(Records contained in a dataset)

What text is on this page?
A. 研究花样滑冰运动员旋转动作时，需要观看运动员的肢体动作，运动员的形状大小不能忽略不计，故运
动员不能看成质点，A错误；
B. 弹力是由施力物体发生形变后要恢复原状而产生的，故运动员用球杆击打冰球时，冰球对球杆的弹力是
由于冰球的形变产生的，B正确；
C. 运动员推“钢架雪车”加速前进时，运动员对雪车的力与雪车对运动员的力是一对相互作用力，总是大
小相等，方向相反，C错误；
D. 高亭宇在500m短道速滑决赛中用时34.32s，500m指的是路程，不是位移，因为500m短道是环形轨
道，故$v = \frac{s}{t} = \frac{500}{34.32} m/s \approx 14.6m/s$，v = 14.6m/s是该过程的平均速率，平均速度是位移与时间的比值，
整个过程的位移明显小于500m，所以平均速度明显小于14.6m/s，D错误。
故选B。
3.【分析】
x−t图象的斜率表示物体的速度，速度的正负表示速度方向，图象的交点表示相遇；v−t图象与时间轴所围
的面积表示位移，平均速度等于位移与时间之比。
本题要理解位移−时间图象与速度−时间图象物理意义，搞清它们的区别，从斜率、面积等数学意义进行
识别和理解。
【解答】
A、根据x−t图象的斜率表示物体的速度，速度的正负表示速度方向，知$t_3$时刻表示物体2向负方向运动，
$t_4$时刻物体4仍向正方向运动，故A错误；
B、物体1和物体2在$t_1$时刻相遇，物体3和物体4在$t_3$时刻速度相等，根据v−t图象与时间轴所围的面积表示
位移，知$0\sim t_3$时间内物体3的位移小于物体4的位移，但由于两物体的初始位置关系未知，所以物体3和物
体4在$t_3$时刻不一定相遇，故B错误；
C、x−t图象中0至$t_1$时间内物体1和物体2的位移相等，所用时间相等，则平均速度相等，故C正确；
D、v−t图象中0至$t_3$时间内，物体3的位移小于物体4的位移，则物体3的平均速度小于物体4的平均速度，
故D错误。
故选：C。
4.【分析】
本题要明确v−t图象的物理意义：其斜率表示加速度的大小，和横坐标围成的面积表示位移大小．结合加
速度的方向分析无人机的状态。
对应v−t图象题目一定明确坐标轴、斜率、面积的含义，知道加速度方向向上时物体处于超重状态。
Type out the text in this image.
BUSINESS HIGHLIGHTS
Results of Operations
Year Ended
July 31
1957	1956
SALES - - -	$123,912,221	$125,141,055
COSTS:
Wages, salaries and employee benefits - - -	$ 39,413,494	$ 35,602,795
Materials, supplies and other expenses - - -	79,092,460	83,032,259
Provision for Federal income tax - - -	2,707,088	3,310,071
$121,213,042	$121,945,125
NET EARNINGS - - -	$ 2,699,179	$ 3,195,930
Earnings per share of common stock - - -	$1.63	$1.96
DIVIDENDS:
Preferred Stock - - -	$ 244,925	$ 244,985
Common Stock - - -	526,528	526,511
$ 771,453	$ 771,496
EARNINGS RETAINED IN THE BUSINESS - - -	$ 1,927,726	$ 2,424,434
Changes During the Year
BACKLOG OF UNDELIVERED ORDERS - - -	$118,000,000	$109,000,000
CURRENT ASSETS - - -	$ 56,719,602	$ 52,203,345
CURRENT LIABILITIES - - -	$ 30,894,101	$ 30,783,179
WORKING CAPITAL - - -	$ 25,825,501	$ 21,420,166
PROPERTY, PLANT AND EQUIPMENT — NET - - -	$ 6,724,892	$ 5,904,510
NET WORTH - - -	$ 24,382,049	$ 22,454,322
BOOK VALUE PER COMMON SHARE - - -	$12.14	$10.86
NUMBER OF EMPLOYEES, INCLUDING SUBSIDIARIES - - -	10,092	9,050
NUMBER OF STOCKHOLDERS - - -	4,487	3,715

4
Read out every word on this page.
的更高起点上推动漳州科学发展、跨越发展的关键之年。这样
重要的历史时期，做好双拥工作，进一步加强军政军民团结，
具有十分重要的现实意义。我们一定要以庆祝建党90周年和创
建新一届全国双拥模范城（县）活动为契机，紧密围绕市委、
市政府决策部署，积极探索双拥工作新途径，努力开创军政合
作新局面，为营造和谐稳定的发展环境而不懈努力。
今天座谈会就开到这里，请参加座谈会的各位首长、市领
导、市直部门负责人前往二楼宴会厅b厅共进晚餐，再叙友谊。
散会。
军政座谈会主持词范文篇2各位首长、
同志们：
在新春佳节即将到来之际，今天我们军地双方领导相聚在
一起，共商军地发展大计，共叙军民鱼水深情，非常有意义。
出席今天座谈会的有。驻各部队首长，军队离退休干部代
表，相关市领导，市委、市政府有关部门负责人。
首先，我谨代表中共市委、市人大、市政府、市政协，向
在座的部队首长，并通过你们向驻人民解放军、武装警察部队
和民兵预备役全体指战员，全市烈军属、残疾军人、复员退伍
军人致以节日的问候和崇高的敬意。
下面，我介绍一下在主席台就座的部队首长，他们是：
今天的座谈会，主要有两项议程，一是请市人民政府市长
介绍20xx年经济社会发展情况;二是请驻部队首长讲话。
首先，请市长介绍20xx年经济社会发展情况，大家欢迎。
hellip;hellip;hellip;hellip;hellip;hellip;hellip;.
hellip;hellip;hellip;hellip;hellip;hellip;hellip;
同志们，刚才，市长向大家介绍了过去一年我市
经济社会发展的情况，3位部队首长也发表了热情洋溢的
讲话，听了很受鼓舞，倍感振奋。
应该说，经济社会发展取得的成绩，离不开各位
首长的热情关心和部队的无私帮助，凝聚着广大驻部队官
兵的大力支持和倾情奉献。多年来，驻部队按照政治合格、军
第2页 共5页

• _Problem description_:
From the data, collect all lines where the string "page" appears.

• _Task solution_:
What text is on this page?
Read out every word on this page.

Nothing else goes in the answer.